- _Materials provided_:
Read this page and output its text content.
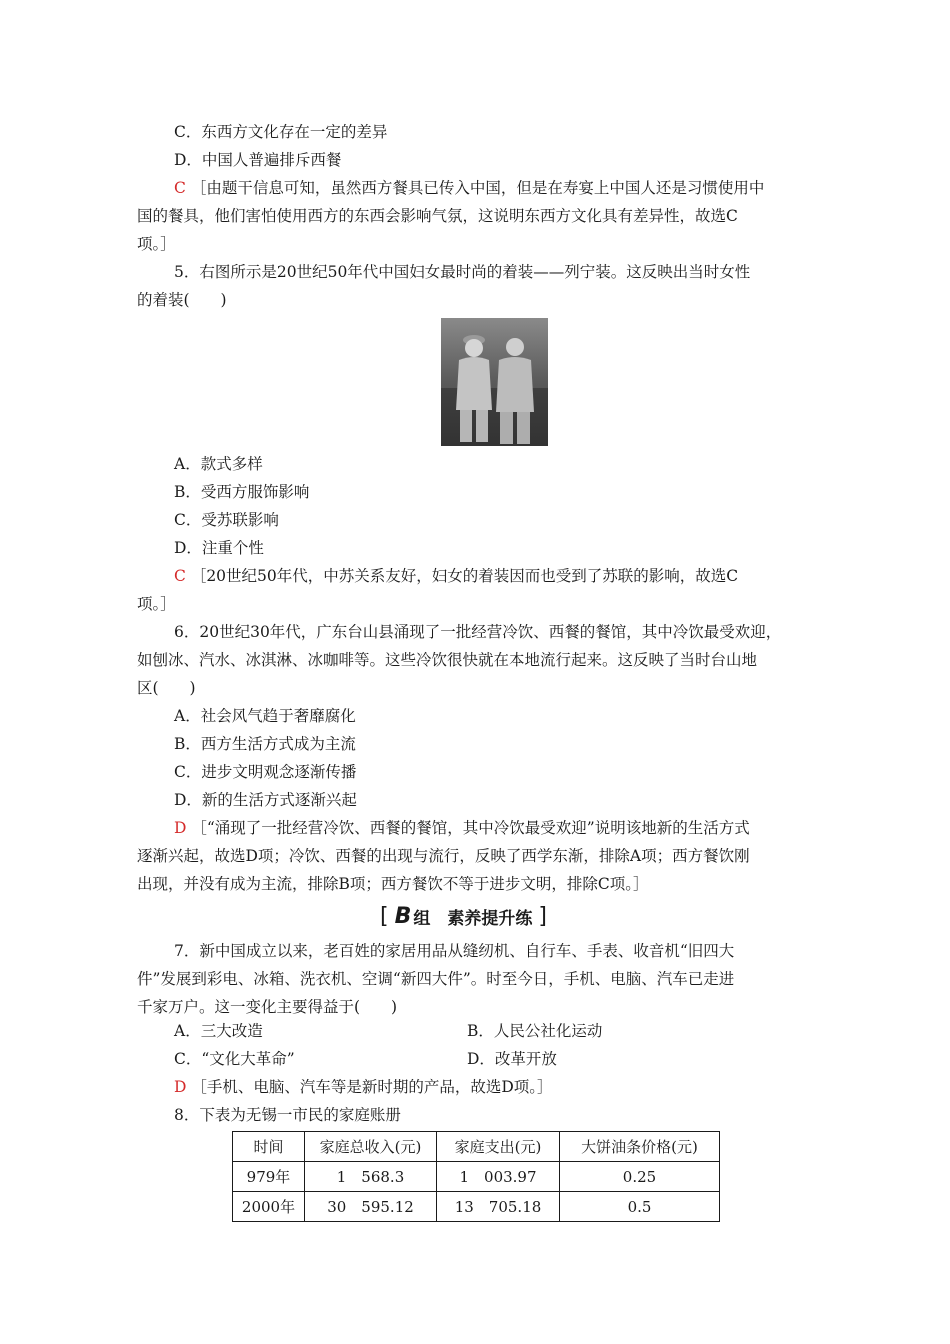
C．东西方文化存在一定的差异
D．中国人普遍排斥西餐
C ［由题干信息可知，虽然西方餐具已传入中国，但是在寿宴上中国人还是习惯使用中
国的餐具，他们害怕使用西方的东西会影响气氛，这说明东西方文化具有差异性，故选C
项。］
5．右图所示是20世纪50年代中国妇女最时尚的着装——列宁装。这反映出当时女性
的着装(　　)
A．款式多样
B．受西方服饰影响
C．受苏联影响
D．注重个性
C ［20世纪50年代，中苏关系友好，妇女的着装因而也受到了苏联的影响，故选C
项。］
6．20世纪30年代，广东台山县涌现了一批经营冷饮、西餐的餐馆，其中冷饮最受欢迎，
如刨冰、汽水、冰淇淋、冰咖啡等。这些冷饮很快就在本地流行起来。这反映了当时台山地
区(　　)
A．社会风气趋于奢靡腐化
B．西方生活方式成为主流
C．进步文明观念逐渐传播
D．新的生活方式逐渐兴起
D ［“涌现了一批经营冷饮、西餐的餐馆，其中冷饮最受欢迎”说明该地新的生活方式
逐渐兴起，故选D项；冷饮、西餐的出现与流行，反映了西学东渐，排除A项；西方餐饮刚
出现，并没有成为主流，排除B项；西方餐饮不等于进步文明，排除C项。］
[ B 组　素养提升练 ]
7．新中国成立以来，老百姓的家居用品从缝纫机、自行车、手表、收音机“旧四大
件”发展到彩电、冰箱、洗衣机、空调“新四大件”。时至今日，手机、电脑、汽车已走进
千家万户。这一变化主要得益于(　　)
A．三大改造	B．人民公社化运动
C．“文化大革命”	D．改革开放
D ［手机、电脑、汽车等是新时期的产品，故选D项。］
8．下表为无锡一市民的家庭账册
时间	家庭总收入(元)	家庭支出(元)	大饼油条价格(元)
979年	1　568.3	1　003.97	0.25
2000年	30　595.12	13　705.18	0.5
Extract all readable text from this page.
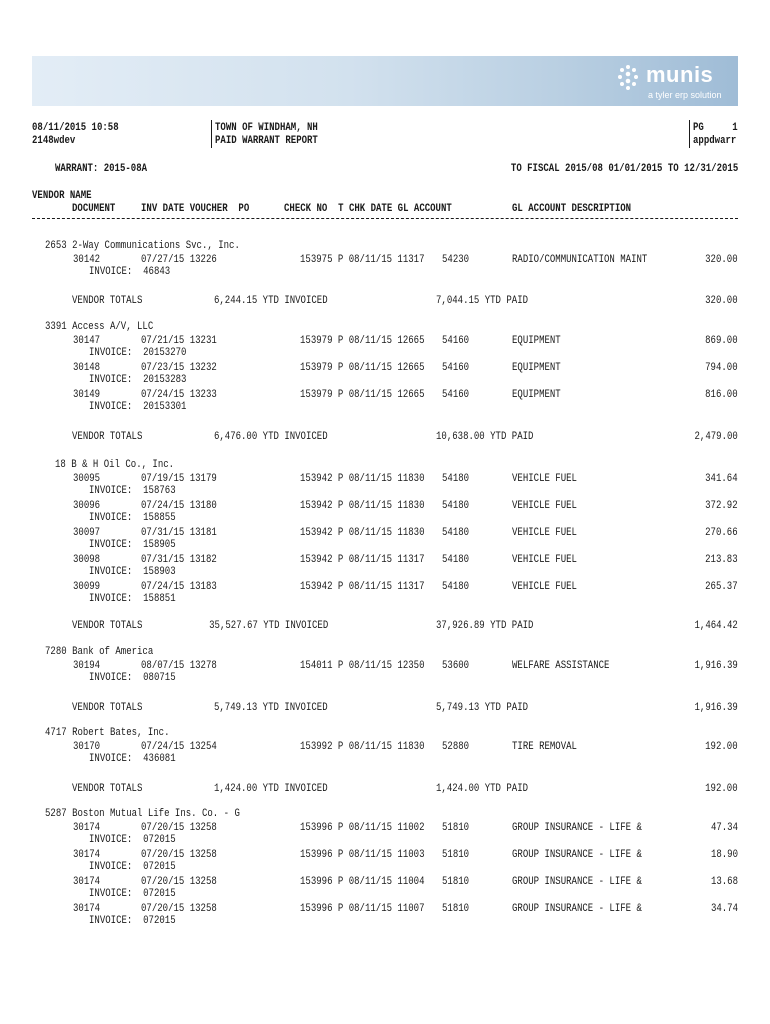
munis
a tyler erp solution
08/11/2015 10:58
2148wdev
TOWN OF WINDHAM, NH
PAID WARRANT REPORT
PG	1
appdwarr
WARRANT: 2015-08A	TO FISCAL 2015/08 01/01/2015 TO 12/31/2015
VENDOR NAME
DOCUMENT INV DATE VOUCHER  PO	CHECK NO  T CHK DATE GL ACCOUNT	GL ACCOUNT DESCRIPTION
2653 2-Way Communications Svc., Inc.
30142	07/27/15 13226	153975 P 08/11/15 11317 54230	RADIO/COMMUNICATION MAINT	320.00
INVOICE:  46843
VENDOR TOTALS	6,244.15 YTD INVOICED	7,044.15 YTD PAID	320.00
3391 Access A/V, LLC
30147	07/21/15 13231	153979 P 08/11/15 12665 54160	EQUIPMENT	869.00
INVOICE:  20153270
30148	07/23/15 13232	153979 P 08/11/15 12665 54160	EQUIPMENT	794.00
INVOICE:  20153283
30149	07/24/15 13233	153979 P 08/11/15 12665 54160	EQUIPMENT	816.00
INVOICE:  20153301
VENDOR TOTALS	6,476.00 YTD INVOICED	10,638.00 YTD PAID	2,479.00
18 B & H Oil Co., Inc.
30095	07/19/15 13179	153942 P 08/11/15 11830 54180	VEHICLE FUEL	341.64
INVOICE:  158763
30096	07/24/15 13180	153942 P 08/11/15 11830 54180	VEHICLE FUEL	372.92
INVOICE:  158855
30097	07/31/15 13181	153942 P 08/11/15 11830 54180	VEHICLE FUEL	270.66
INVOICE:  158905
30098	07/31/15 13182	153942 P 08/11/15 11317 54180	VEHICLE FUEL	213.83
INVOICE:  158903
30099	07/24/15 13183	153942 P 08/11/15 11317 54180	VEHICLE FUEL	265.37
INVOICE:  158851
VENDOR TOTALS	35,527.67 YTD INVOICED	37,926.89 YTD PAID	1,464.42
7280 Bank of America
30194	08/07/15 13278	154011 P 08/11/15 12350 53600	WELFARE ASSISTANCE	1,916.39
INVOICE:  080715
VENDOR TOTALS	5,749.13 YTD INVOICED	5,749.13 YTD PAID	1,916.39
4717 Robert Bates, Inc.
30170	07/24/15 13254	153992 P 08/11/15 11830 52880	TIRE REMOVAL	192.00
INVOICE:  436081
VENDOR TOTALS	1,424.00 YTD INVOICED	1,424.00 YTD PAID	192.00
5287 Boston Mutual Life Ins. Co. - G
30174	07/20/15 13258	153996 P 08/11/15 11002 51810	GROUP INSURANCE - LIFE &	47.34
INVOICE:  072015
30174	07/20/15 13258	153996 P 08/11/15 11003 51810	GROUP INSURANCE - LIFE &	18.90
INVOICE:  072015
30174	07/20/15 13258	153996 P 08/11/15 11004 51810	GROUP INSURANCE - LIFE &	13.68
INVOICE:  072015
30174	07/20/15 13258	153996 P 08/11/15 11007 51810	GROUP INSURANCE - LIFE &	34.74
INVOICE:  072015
...
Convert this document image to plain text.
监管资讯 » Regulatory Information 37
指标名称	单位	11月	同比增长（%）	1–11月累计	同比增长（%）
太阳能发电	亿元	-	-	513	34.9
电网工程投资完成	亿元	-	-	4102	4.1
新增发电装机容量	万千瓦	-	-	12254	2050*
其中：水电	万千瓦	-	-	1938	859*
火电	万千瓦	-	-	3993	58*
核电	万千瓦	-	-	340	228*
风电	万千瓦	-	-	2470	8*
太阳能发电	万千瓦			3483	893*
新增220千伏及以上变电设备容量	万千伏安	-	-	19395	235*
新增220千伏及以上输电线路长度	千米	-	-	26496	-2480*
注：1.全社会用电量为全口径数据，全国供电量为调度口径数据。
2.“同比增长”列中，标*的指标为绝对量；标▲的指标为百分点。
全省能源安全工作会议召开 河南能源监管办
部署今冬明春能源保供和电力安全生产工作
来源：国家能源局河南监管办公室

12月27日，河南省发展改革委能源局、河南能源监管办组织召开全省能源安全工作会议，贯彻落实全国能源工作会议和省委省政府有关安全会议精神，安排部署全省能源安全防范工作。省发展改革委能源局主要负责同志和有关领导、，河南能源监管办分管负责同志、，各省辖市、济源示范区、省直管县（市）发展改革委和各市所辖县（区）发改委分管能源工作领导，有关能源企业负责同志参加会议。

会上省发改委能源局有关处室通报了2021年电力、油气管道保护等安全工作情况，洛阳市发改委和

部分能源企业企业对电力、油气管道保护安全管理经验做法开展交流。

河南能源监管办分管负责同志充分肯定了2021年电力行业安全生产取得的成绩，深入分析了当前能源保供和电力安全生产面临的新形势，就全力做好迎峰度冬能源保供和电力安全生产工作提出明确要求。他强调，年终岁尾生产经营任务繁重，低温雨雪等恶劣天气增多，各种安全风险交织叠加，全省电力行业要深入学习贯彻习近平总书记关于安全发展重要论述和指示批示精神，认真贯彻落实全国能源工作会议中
---
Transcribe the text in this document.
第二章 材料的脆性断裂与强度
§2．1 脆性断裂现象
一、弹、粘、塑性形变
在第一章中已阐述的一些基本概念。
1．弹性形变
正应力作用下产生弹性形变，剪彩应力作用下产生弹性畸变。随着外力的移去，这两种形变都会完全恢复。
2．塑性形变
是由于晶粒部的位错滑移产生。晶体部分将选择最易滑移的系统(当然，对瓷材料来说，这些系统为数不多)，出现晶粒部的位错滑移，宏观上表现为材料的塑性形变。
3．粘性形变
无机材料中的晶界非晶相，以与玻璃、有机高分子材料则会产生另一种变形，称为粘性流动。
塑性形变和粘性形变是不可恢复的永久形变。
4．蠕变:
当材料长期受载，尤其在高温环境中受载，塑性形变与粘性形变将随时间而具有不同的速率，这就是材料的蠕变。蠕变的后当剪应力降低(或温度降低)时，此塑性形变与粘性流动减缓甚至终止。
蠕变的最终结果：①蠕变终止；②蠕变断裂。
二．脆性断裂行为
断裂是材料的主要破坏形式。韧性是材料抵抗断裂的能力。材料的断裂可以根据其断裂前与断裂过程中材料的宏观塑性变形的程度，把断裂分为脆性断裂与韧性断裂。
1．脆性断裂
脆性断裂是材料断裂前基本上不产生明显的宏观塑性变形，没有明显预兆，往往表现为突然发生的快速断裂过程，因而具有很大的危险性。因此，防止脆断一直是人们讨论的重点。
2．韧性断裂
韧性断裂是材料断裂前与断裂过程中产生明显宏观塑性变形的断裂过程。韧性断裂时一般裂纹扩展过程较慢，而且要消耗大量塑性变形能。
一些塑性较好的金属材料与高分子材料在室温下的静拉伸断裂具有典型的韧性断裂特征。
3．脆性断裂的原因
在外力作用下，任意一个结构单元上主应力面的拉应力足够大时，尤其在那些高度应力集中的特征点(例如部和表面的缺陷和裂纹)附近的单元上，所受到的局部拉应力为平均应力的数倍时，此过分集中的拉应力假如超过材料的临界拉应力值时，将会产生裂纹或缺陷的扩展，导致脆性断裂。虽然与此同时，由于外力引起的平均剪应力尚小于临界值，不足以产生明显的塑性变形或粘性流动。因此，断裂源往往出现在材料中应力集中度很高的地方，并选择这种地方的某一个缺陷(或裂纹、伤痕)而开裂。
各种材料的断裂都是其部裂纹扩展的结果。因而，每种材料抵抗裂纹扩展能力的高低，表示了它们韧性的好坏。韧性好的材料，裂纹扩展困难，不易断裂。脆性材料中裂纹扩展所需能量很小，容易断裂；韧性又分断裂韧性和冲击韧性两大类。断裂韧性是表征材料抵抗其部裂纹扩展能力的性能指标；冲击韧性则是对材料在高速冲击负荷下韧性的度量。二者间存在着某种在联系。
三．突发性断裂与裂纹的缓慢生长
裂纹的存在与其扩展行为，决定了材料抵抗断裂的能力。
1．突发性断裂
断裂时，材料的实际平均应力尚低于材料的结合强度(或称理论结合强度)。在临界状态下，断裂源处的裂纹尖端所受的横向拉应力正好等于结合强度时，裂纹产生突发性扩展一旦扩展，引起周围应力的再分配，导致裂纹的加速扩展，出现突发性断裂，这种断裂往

- _Prompt_:
Return every line from the records above that holds the word "FUEL".

- _Solution for this task_:
30095	07/19/15 13179	153942 P 08/11/15 11830 54180	VEHICLE FUEL	341.64
30096	07/24/15 13180	153942 P 08/11/15 11830 54180	VEHICLE FUEL	372.92
30097	07/31/15 13181	153942 P 08/11/15 11830 54180	VEHICLE FUEL	270.66
30098	07/31/15 13182	153942 P 08/11/15 11317 54180	VEHICLE FUEL	213.83
30099	07/24/15 13183	153942 P 08/11/15 11317 54180	VEHICLE FUEL	265.37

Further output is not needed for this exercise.